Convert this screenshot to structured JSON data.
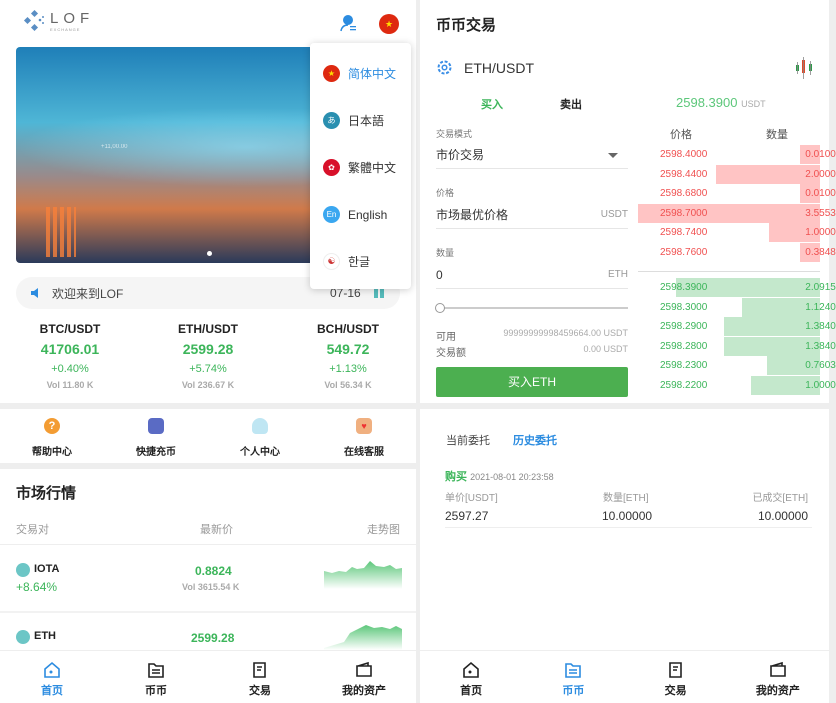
{
  "left": {
    "logo_text": "LOF",
    "logo_sub": "EXCHANGE",
    "languages": [
      {
        "label": "简体中文",
        "icon": "cn-flag-icon",
        "active": true
      },
      {
        "label": "日本語",
        "icon": "jp-icon",
        "active": false
      },
      {
        "label": "繁體中文",
        "icon": "hk-flag-icon",
        "active": false
      },
      {
        "label": "English",
        "icon": "en-icon",
        "active": false
      },
      {
        "label": "한글",
        "icon": "kr-flag-icon",
        "active": false
      }
    ],
    "banner_text": "+11,00.00",
    "notice": {
      "text": "欢迎来到LOF",
      "date": "07-16"
    },
    "tickers": [
      {
        "pair": "BTC/USDT",
        "price": "41706.01",
        "change": "+0.40%",
        "vol": "Vol 11.80 K"
      },
      {
        "pair": "ETH/USDT",
        "price": "2599.28",
        "change": "+5.74%",
        "vol": "Vol 236.67 K"
      },
      {
        "pair": "BCH/USDT",
        "price": "549.72",
        "change": "+1.13%",
        "vol": "Vol 56.34 K"
      }
    ],
    "quick": [
      {
        "label": "帮助中心",
        "color": "#f39c33"
      },
      {
        "label": "快捷充币",
        "color": "#5a6bc4"
      },
      {
        "label": "个人中心",
        "color": "#5bc0de"
      },
      {
        "label": "在线客服",
        "color": "#f0b080"
      }
    ],
    "market": {
      "title": "市场行情",
      "headers": [
        "交易对",
        "最新价",
        "走势图"
      ],
      "rows": [
        {
          "coin": "IOTA",
          "change": "+8.64%",
          "price": "0.8824",
          "vol": "Vol 3615.54 K"
        },
        {
          "coin": "ETH",
          "change": "",
          "price": "2599.28",
          "vol": ""
        }
      ]
    },
    "nav": [
      "首页",
      "币币",
      "交易",
      "我的资产"
    ],
    "nav_active": 0
  },
  "right": {
    "title": "币币交易",
    "pair": "ETH/USDT",
    "tabs": {
      "buy": "买入",
      "sell": "卖出"
    },
    "last_price": "2598.3900",
    "last_unit": "USDT",
    "form": {
      "mode_label": "交易模式",
      "mode_value": "市价交易",
      "price_label": "价格",
      "price_value": "市场最优价格",
      "price_unit": "USDT",
      "qty_label": "数量",
      "qty_value": "0",
      "qty_unit": "ETH",
      "slider_percent": 0,
      "avail_label": "可用",
      "avail_value": "99999999998459664.00 USDT",
      "amount_label": "交易额",
      "amount_value": "0.00 USDT",
      "submit": "买入ETH"
    },
    "book": {
      "headers": [
        "价格",
        "数量"
      ],
      "asks": [
        {
          "price": "2598.4000",
          "qty": "0.0100",
          "depth": 0.11
        },
        {
          "price": "2598.4400",
          "qty": "2.0000",
          "depth": 0.57
        },
        {
          "price": "2598.6800",
          "qty": "0.0100",
          "depth": 0.11
        },
        {
          "price": "2598.7000",
          "qty": "3.5553",
          "depth": 1.0
        },
        {
          "price": "2598.7400",
          "qty": "1.0000",
          "depth": 0.28
        },
        {
          "price": "2598.7600",
          "qty": "0.3848",
          "depth": 0.11
        }
      ],
      "bids": [
        {
          "price": "2598.3900",
          "qty": "2.0915",
          "depth": 0.79
        },
        {
          "price": "2598.3000",
          "qty": "1.1240",
          "depth": 0.43
        },
        {
          "price": "2598.2900",
          "qty": "1.3840",
          "depth": 0.53
        },
        {
          "price": "2598.2800",
          "qty": "1.3840",
          "depth": 0.53
        },
        {
          "price": "2598.2300",
          "qty": "0.7603",
          "depth": 0.29
        },
        {
          "price": "2598.2200",
          "qty": "1.0000",
          "depth": 0.38
        }
      ]
    },
    "orders": {
      "tabs": [
        "当前委托",
        "历史委托"
      ],
      "active_tab": 1,
      "record": {
        "side": "购买",
        "time": "2021-08-01 20:23:58",
        "headers": [
          "单价[USDT]",
          "数量[ETH]",
          "已成交[ETH]"
        ],
        "values": [
          "2597.27",
          "10.00000",
          "10.00000"
        ]
      }
    },
    "nav": [
      "首页",
      "币币",
      "交易",
      "我的资产"
    ],
    "nav_active": 1
  },
  "colors": {
    "green": "#3cb55a",
    "red": "#f05050",
    "blue": "#2c8ce0",
    "button": "#4caf50"
  }
}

Problem details —
Write out the records above exactly as they stand, leaving out every picture.

Result for this task —
Convert this screenshot to structured JSON data.
{
  "left": {
    "logo_text": "LOF",
    "logo_sub": "EXCHANGE",
    "languages": [
      {
        "label": "简体中文",
        "icon": "cn-flag-icon",
        "active": true
      },
      {
        "label": "日本語",
        "icon": "jp-icon",
        "active": false
      },
      {
        "label": "繁體中文",
        "icon": "hk-flag-icon",
        "active": false
      },
      {
        "label": "English",
        "icon": "en-icon",
        "active": false
      },
      {
        "label": "한글",
        "icon": "kr-flag-icon",
        "active": false
      }
    ],
    "banner_text": "+11,00.00",
    "notice": {
      "text": "欢迎来到LOF",
      "date": "07-16"
    },
    "tickers": [
      {
        "pair": "BTC/USDT",
        "price": "41706.01",
        "change": "+0.40%",
        "vol": "Vol 11.80 K"
      },
      {
        "pair": "ETH/USDT",
        "price": "2599.28",
        "change": "+5.74%",
        "vol": "Vol 236.67 K"
      },
      {
        "pair": "BCH/USDT",
        "price": "549.72",
        "change": "+1.13%",
        "vol": "Vol 56.34 K"
      }
    ],
    "quick": [
      {
        "label": "帮助中心",
        "color": "#f39c33"
      },
      {
        "label": "快捷充币",
        "color": "#5a6bc4"
      },
      {
        "label": "个人中心",
        "color": "#5bc0de"
      },
      {
        "label": "在线客服",
        "color": "#f0b080"
      }
    ],
    "market": {
      "title": "市场行情",
      "headers": [
        "交易对",
        "最新价",
        "走势图"
      ],
      "rows": [
        {
          "coin": "IOTA",
          "change": "+8.64%",
          "price": "0.8824",
          "vol": "Vol 3615.54 K"
        },
        {
          "coin": "ETH",
          "change": "",
          "price": "2599.28",
          "vol": ""
        }
      ]
    },
    "nav": [
      "首页",
      "币币",
      "交易",
      "我的资产"
    ],
    "nav_active": 0
  },
  "right": {
    "title": "币币交易",
    "pair": "ETH/USDT",
    "tabs": {
      "buy": "买入",
      "sell": "卖出"
    },
    "last_price": "2598.3900",
    "last_unit": "USDT",
    "form": {
      "mode_label": "交易模式",
      "mode_value": "市价交易",
      "price_label": "价格",
      "price_value": "市场最优价格",
      "price_unit": "USDT",
      "qty_label": "数量",
      "qty_value": "0",
      "qty_unit": "ETH",
      "slider_percent": 0,
      "avail_label": "可用",
      "avail_value": "99999999998459664.00 USDT",
      "amount_label": "交易额",
      "amount_value": "0.00 USDT",
      "submit": "买入ETH"
    },
    "book": {
      "headers": [
        "价格",
        "数量"
      ],
      "asks": [
        {
          "price": "2598.4000",
          "qty": "0.0100",
          "depth": 0.11
        },
        {
          "price": "2598.4400",
          "qty": "2.0000",
          "depth": 0.57
        },
        {
          "price": "2598.6800",
          "qty": "0.0100",
          "depth": 0.11
        },
        {
          "price": "2598.7000",
          "qty": "3.5553",
          "depth": 1.0
        },
        {
          "price": "2598.7400",
          "qty": "1.0000",
          "depth": 0.28
        },
        {
          "price": "2598.7600",
          "qty": "0.3848",
          "depth": 0.11
        }
      ],
      "bids": [
        {
          "price": "2598.3900",
          "qty": "2.0915",
          "depth": 0.79
        },
        {
          "price": "2598.3000",
          "qty": "1.1240",
          "depth": 0.43
        },
        {
          "price": "2598.2900",
          "qty": "1.3840",
          "depth": 0.53
        },
        {
          "price": "2598.2800",
          "qty": "1.3840",
          "depth": 0.53
        },
        {
          "price": "2598.2300",
          "qty": "0.7603",
          "depth": 0.29
        },
        {
          "price": "2598.2200",
          "qty": "1.0000",
          "depth": 0.38
        }
      ]
    },
    "orders": {
      "tabs": [
        "当前委托",
        "历史委托"
      ],
      "active_tab": 1,
      "record": {
        "side": "购买",
        "time": "2021-08-01 20:23:58",
        "headers": [
          "单价[USDT]",
          "数量[ETH]",
          "已成交[ETH]"
        ],
        "values": [
          "2597.27",
          "10.00000",
          "10.00000"
        ]
      }
    },
    "nav": [
      "首页",
      "币币",
      "交易",
      "我的资产"
    ],
    "nav_active": 1
  },
  "colors": {
    "green": "#3cb55a",
    "red": "#f05050",
    "blue": "#2c8ce0",
    "button": "#4caf50"
  }
}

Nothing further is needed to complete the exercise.